**Instructions for the task**
Identify the lines holding "wiatru" and copy them.
··· Entries
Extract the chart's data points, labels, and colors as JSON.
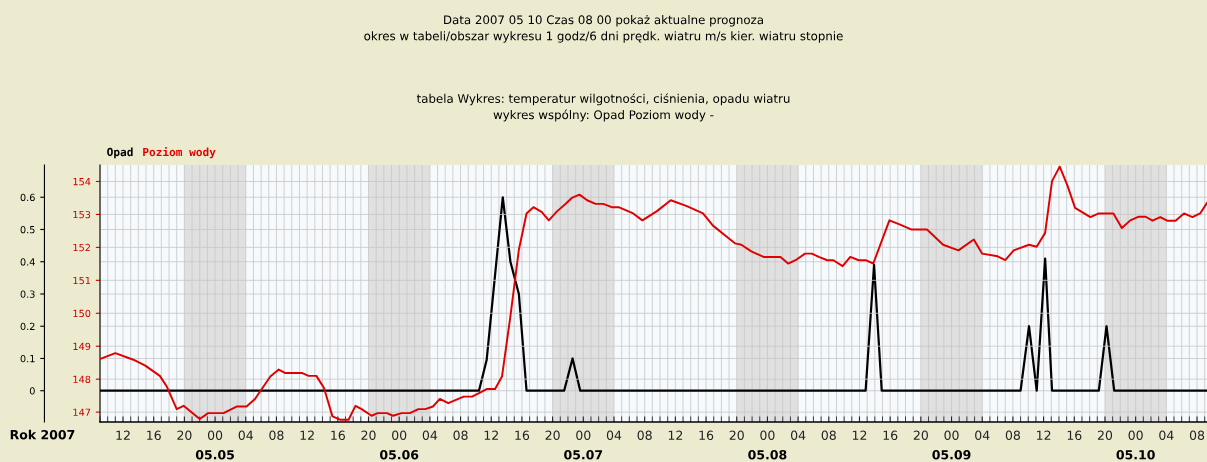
{
  "chart_data": {
    "type": "line",
    "xlabel": "Rok 2007",
    "annotations": [
      "Data 2007 05 10 Czas 08 00 pokaż aktualne prognoza",
      "okres w tabeli/obszar wykresu 1 godz/6 dni prędk. wiatru m/s kier. wiatru stopnie",
      "tabela Wykres: temperatur wilgotności, ciśnienia, opadu wiatru",
      "wykres wspólny: Opad Poziom wody -"
    ],
    "xlim": [
      "2007-05-04T09:00",
      "2007-05-10T09:18"
    ],
    "xticks": [
      {
        "value": "2007-05-04T12:00",
        "label": "12"
      },
      {
        "value": "2007-05-04T16:00",
        "label": "16"
      },
      {
        "value": "2007-05-04T20:00",
        "label": "20"
      },
      {
        "value": "2007-05-05T00:00",
        "label": "00"
      },
      {
        "value": "2007-05-05T04:00",
        "label": "04"
      },
      {
        "value": "2007-05-05T08:00",
        "label": "08"
      },
      {
        "value": "2007-05-05T12:00",
        "label": "12"
      },
      {
        "value": "2007-05-05T16:00",
        "label": "16"
      },
      {
        "value": "2007-05-05T20:00",
        "label": "20"
      },
      {
        "value": "2007-05-06T00:00",
        "label": "00"
      },
      {
        "value": "2007-05-06T04:00",
        "label": "04"
      },
      {
        "value": "2007-05-06T08:00",
        "label": "08"
      },
      {
        "value": "2007-05-06T12:00",
        "label": "12"
      },
      {
        "value": "2007-05-06T16:00",
        "label": "16"
      },
      {
        "value": "2007-05-06T20:00",
        "label": "20"
      },
      {
        "value": "2007-05-07T00:00",
        "label": "00"
      },
      {
        "value": "2007-05-07T04:00",
        "label": "04"
      },
      {
        "value": "2007-05-07T08:00",
        "label": "08"
      },
      {
        "value": "2007-05-07T12:00",
        "label": "12"
      },
      {
        "value": "2007-05-07T16:00",
        "label": "16"
      },
      {
        "value": "2007-05-07T20:00",
        "label": "20"
      },
      {
        "value": "2007-05-08T00:00",
        "label": "00"
      },
      {
        "value": "2007-05-08T04:00",
        "label": "04"
      },
      {
        "value": "2007-05-08T08:00",
        "label": "08"
      },
      {
        "value": "2007-05-08T12:00",
        "label": "12"
      },
      {
        "value": "2007-05-08T16:00",
        "label": "16"
      },
      {
        "value": "2007-05-08T20:00",
        "label": "20"
      },
      {
        "value": "2007-05-09T00:00",
        "label": "00"
      },
      {
        "value": "2007-05-09T04:00",
        "label": "04"
      },
      {
        "value": "2007-05-09T08:00",
        "label": "08"
      },
      {
        "value": "2007-05-09T12:00",
        "label": "12"
      },
      {
        "value": "2007-05-09T16:00",
        "label": "16"
      },
      {
        "value": "2007-05-09T20:00",
        "label": "20"
      },
      {
        "value": "2007-05-10T00:00",
        "label": "00"
      },
      {
        "value": "2007-05-10T04:00",
        "label": "04"
      },
      {
        "value": "2007-05-10T08:00",
        "label": "08"
      }
    ],
    "x2lim": [
      "2007-05-04T09:00",
      "2007-05-10T09:18"
    ],
    "x2ticks": [
      {
        "value": "2007-05-05",
        "label": "05.05"
      },
      {
        "value": "2007-05-06",
        "label": "05.06"
      },
      {
        "value": "2007-05-07",
        "label": "05.07"
      },
      {
        "value": "2007-05-08",
        "label": "05.08"
      },
      {
        "value": "2007-05-09",
        "label": "05.09"
      },
      {
        "value": "2007-05-10",
        "label": "05.10"
      }
    ],
    "ylim": [
      -0.097,
      0.7
    ],
    "yticks": [
      0,
      0.1,
      0.2,
      0.3,
      0.4,
      0.5,
      0.6
    ],
    "y2lim": [
      146.7,
      154.5
    ],
    "y2ticks": [
      147,
      148,
      149,
      150,
      151,
      152,
      153,
      154
    ],
    "grid": true,
    "legend": "top left",
    "marker": "none",
    "line_style": "solid",
    "bands": [
      {
        "axis": "x",
        "from": "2007-05-04T20:00",
        "to": "2007-05-05T04:00",
        "color": "#e0e0e0"
      },
      {
        "axis": "x",
        "from": "2007-05-05T20:00",
        "to": "2007-05-06T04:00",
        "color": "#e0e0e0"
      },
      {
        "axis": "x",
        "from": "2007-05-06T20:00",
        "to": "2007-05-07T04:00",
        "color": "#e0e0e0"
      },
      {
        "axis": "x",
        "from": "2007-05-07T20:00",
        "to": "2007-05-08T04:00",
        "color": "#e0e0e0"
      },
      {
        "axis": "x",
        "from": "2007-05-08T20:00",
        "to": "2007-05-09T04:00",
        "color": "#e0e0e0"
      },
      {
        "axis": "x",
        "from": "2007-05-09T20:00",
        "to": "2007-05-10T04:00",
        "color": "#e0e0e0"
      }
    ],
    "series": [
      {
        "name": "Opad",
        "color": "#000000",
        "axis": "y",
        "x": [
          "2007-05-04T09:00",
          "2007-05-06T10:24",
          "2007-05-06T11:24",
          "2007-05-06T13:30",
          "2007-05-06T14:30",
          "2007-05-06T15:36",
          "2007-05-06T16:36",
          "2007-05-06T21:30",
          "2007-05-06T22:36",
          "2007-05-06T23:36",
          "2007-05-08T12:48",
          "2007-05-08T13:54",
          "2007-05-08T14:54",
          "2007-05-09T09:00",
          "2007-05-09T10:06",
          "2007-05-09T11:06",
          "2007-05-09T12:12",
          "2007-05-09T13:06",
          "2007-05-09T19:12",
          "2007-05-09T20:12",
          "2007-05-09T21:12",
          "2007-05-10T09:18"
        ],
        "values": [
          0,
          0,
          0.095,
          0.6,
          0.4,
          0.3,
          0,
          0,
          0.1,
          0,
          0,
          0.39,
          0,
          0,
          0.2,
          0,
          0.41,
          0,
          0,
          0.2,
          0,
          0
        ]
      },
      {
        "name": "Poziom wody",
        "color": "#e00000",
        "axis": "y2",
        "x": [
          "2007-05-04T09:00",
          "2007-05-04T11:00",
          "2007-05-04T13:21",
          "2007-05-04T14:54",
          "2007-05-04T16:48",
          "2007-05-04T17:42",
          "2007-05-04T19:00",
          "2007-05-04T19:54",
          "2007-05-04T22:00",
          "2007-05-04T23:06",
          "2007-05-05T01:06",
          "2007-05-05T02:48",
          "2007-05-05T04:06",
          "2007-05-05T05:12",
          "2007-05-05T07:12",
          "2007-05-05T08:18",
          "2007-05-05T09:06",
          "2007-05-05T11:18",
          "2007-05-05T12:12",
          "2007-05-05T13:12",
          "2007-05-05T14:12",
          "2007-05-05T15:18",
          "2007-05-05T16:18",
          "2007-05-05T17:24",
          "2007-05-05T18:18",
          "2007-05-05T19:06",
          "2007-05-05T20:24",
          "2007-05-05T21:12",
          "2007-05-05T22:24",
          "2007-05-05T23:12",
          "2007-05-06T00:18",
          "2007-05-06T01:24",
          "2007-05-06T02:30",
          "2007-05-06T03:24",
          "2007-05-06T04:24",
          "2007-05-06T05:18",
          "2007-05-06T06:24",
          "2007-05-06T08:24",
          "2007-05-06T09:30",
          "2007-05-06T10:36",
          "2007-05-06T11:24",
          "2007-05-06T12:30",
          "2007-05-06T13:24",
          "2007-05-06T14:30",
          "2007-05-06T15:36",
          "2007-05-06T16:36",
          "2007-05-06T17:30",
          "2007-05-06T18:36",
          "2007-05-06T19:30",
          "2007-05-06T20:36",
          "2007-05-06T21:36",
          "2007-05-06T22:30",
          "2007-05-06T23:30",
          "2007-05-07T00:30",
          "2007-05-07T01:36",
          "2007-05-07T02:36",
          "2007-05-07T03:42",
          "2007-05-07T04:36",
          "2007-05-07T06:30",
          "2007-05-07T07:42",
          "2007-05-07T09:36",
          "2007-05-07T11:24",
          "2007-05-07T13:30",
          "2007-05-07T15:36",
          "2007-05-07T16:54",
          "2007-05-07T18:42",
          "2007-05-07T19:48",
          "2007-05-07T20:36",
          "2007-05-07T21:54",
          "2007-05-07T23:30",
          "2007-05-08T01:42",
          "2007-05-08T02:42",
          "2007-05-08T03:48",
          "2007-05-08T04:54",
          "2007-05-08T05:48",
          "2007-05-08T06:42",
          "2007-05-08T07:48",
          "2007-05-08T08:36",
          "2007-05-08T09:48",
          "2007-05-08T10:48",
          "2007-05-08T11:54",
          "2007-05-08T12:48",
          "2007-05-08T13:48",
          "2007-05-08T15:54",
          "2007-05-08T17:18",
          "2007-05-08T18:48",
          "2007-05-08T20:48",
          "2007-05-08T22:54",
          "2007-05-09T00:54",
          "2007-05-09T02:54",
          "2007-05-09T04:00",
          "2007-05-09T06:00",
          "2007-05-09T07:00",
          "2007-05-09T08:06",
          "2007-05-09T10:06",
          "2007-05-09T11:06",
          "2007-05-09T12:12",
          "2007-05-09T13:06",
          "2007-05-09T14:06",
          "2007-05-09T15:06",
          "2007-05-09T16:06",
          "2007-05-09T18:06",
          "2007-05-09T19:12",
          "2007-05-09T21:06",
          "2007-05-09T22:12",
          "2007-05-09T23:18",
          "2007-05-10T00:24",
          "2007-05-10T01:18",
          "2007-05-10T02:12",
          "2007-05-10T03:12",
          "2007-05-10T04:06",
          "2007-05-10T05:12",
          "2007-05-10T06:18",
          "2007-05-10T07:24",
          "2007-05-10T08:24",
          "2007-05-10T09:18"
        ],
        "values": [
          148.61,
          148.79,
          148.59,
          148.41,
          148.1,
          147.78,
          147.09,
          147.19,
          146.79,
          146.97,
          146.97,
          147.17,
          147.17,
          147.4,
          148.08,
          148.29,
          148.19,
          148.19,
          148.1,
          148.1,
          147.73,
          146.87,
          146.77,
          146.77,
          147.19,
          147.09,
          146.89,
          146.97,
          146.97,
          146.89,
          146.97,
          146.97,
          147.09,
          147.09,
          147.17,
          147.4,
          147.27,
          147.47,
          147.47,
          147.6,
          147.7,
          147.7,
          148.08,
          149.91,
          151.93,
          153.03,
          153.22,
          153.07,
          152.82,
          153.1,
          153.3,
          153.5,
          153.6,
          153.43,
          153.32,
          153.32,
          153.22,
          153.22,
          153.03,
          152.82,
          153.1,
          153.43,
          153.25,
          153.03,
          152.66,
          152.32,
          152.12,
          152.08,
          151.88,
          151.71,
          151.71,
          151.51,
          151.63,
          151.81,
          151.81,
          151.71,
          151.61,
          151.61,
          151.43,
          151.71,
          151.61,
          151.61,
          151.51,
          152.82,
          152.69,
          152.54,
          152.54,
          152.08,
          151.91,
          152.24,
          151.81,
          151.73,
          151.61,
          151.91,
          152.08,
          152.02,
          152.44,
          154.01,
          154.45,
          153.88,
          153.2,
          152.92,
          153.03,
          153.03,
          152.59,
          152.82,
          152.93,
          152.93,
          152.81,
          152.92,
          152.81,
          152.81,
          153.03,
          152.92,
          153.03,
          153.35
        ]
      }
    ]
  }
}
······
**Completed exercise**
      "okres w tabeli/obszar wykresu 1 godz/6 dni prędk. wiatru m/s kier. wiatru stopnie",
      "tabela Wykres: temperatur wilgotności, ciśnienia, opadu wiatru",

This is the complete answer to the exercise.